**SET TASK**
Every record must be repeated exactly; omit any pictures they contain.

◆ ◆ ◆ ◆ ◆ ◆ ◆

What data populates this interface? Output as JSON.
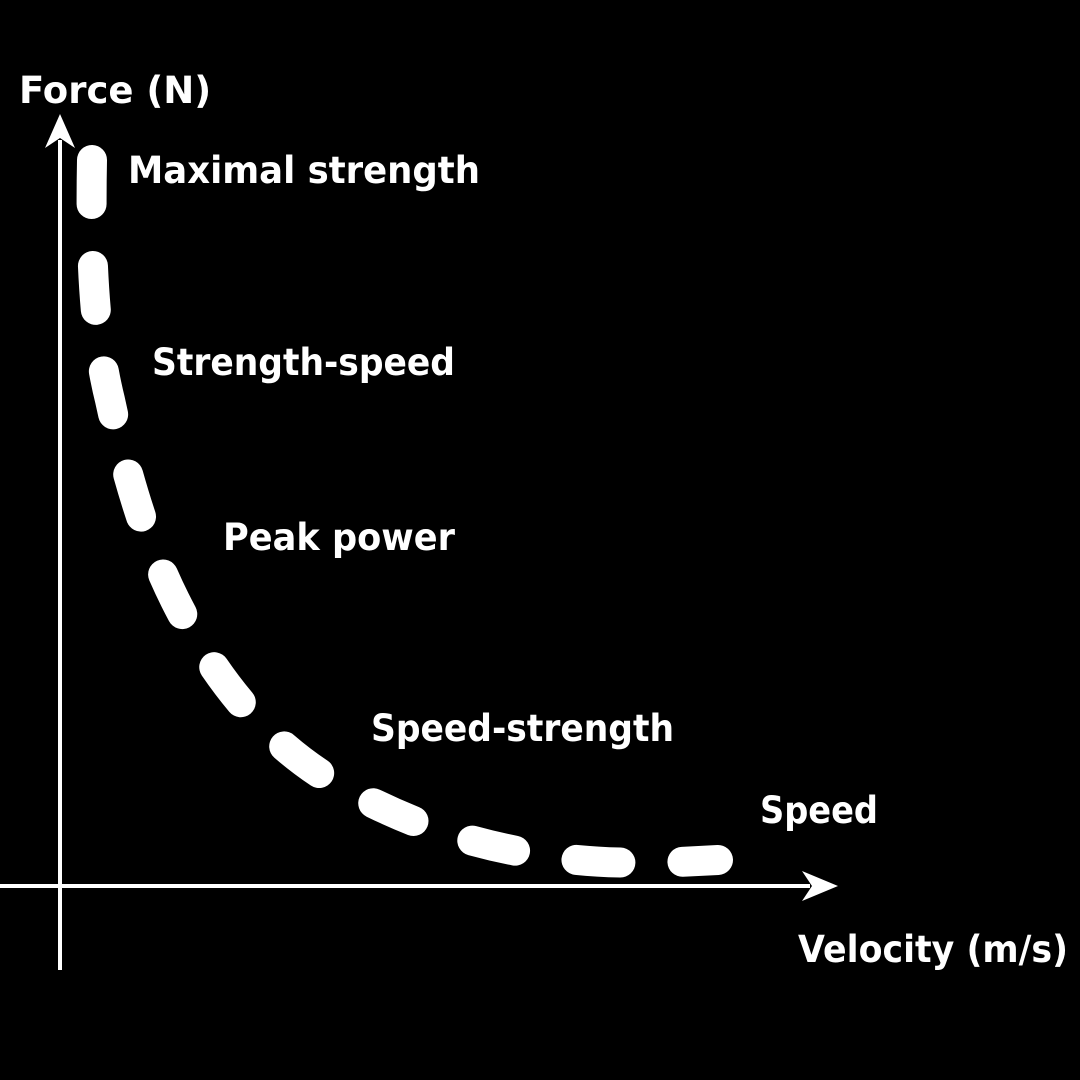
{
  "diagram": {
    "type": "force-velocity curve",
    "y_axis_label": "Force (N)",
    "x_axis_label": "Velocity (m/s)",
    "zones": [
      "Maximal strength",
      "Strength-speed",
      "Peak power",
      "Speed-strength",
      "Speed"
    ],
    "colors": {
      "background": "#000000",
      "axis": "#ffffff",
      "curve": "#ffffff",
      "text": "#ffffff"
    },
    "curve_style": "dashed"
  }
}
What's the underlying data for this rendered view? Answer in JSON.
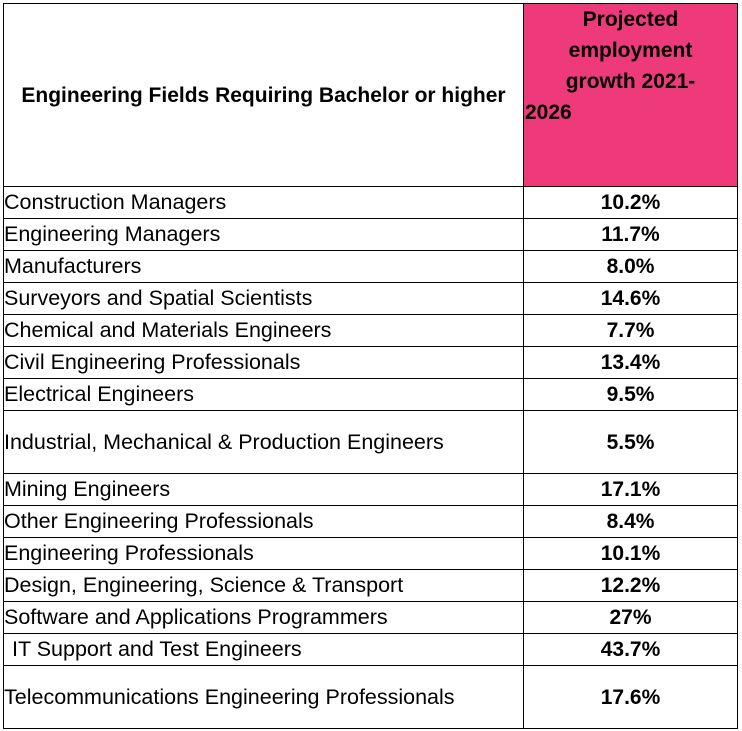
{
  "header": {
    "field_label": "Engineering Fields Requiring Bachelor or higher",
    "growth_label_lines": [
      "Projected",
      "employment",
      "growth 2021-",
      "2026"
    ],
    "growth_header_bg": "#ee3a7a"
  },
  "rows": [
    {
      "field": "Construction Managers",
      "growth": "10.2%"
    },
    {
      "field": "Engineering Managers",
      "growth": "11.7%"
    },
    {
      "field": "Manufacturers",
      "growth": "8.0%"
    },
    {
      "field": "Surveyors and Spatial Scientists",
      "growth": "14.6%"
    },
    {
      "field": "Chemical and Materials Engineers",
      "growth": "7.7%"
    },
    {
      "field": "Civil Engineering Professionals",
      "growth": "13.4%"
    },
    {
      "field": "Electrical Engineers",
      "growth": "9.5%"
    },
    {
      "field": "Industrial, Mechanical & Production Engineers",
      "growth": "5.5%"
    },
    {
      "field": "Mining Engineers",
      "growth": "17.1%"
    },
    {
      "field": "Other Engineering Professionals",
      "growth": "8.4%"
    },
    {
      "field": "Engineering Professionals",
      "growth": "10.1%"
    },
    {
      "field": "Design, Engineering, Science & Transport",
      "growth": "12.2%"
    },
    {
      "field": "Software and Applications Programmers",
      "growth": "27%"
    },
    {
      "field": "IT Support and Test Engineers",
      "growth": "43.7%"
    },
    {
      "field": "Telecommunications Engineering Professionals",
      "growth": "17.6%"
    }
  ]
}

◆ ◆ ◆ ◆ ◆ ◆ ◆

**OUTPUT BELOW**
What data populates this interface? Output as JSON.
{
  "diagram": {
    "type": "force-velocity curve",
    "y_axis_label": "Force (N)",
    "x_axis_label": "Velocity (m/s)",
    "zones": [
      "Maximal strength",
      "Strength-speed",
      "Peak power",
      "Speed-strength",
      "Speed"
    ],
    "colors": {
      "background": "#000000",
      "axis": "#ffffff",
      "curve": "#ffffff",
      "text": "#ffffff"
    },
    "curve_style": "dashed"
  }
}
What's the underlying data for this rendered view? Answer in JSON.
{
  "header": {
    "field_label": "Engineering Fields Requiring Bachelor or higher",
    "growth_label_lines": [
      "Projected",
      "employment",
      "growth 2021-",
      "2026"
    ],
    "growth_header_bg": "#ee3a7a"
  },
  "rows": [
    {
      "field": "Construction Managers",
      "growth": "10.2%"
    },
    {
      "field": "Engineering Managers",
      "growth": "11.7%"
    },
    {
      "field": "Manufacturers",
      "growth": "8.0%"
    },
    {
      "field": "Surveyors and Spatial Scientists",
      "growth": "14.6%"
    },
    {
      "field": "Chemical and Materials Engineers",
      "growth": "7.7%"
    },
    {
      "field": "Civil Engineering Professionals",
      "growth": "13.4%"
    },
    {
      "field": "Electrical Engineers",
      "growth": "9.5%"
    },
    {
      "field": "Industrial, Mechanical & Production Engineers",
      "growth": "5.5%"
    },
    {
      "field": "Mining Engineers",
      "growth": "17.1%"
    },
    {
      "field": "Other Engineering Professionals",
      "growth": "8.4%"
    },
    {
      "field": "Engineering Professionals",
      "growth": "10.1%"
    },
    {
      "field": "Design, Engineering, Science & Transport",
      "growth": "12.2%"
    },
    {
      "field": "Software and Applications Programmers",
      "growth": "27%"
    },
    {
      "field": "IT Support and Test Engineers",
      "growth": "43.7%"
    },
    {
      "field": "Telecommunications Engineering Professionals",
      "growth": "17.6%"
    }
  ]
}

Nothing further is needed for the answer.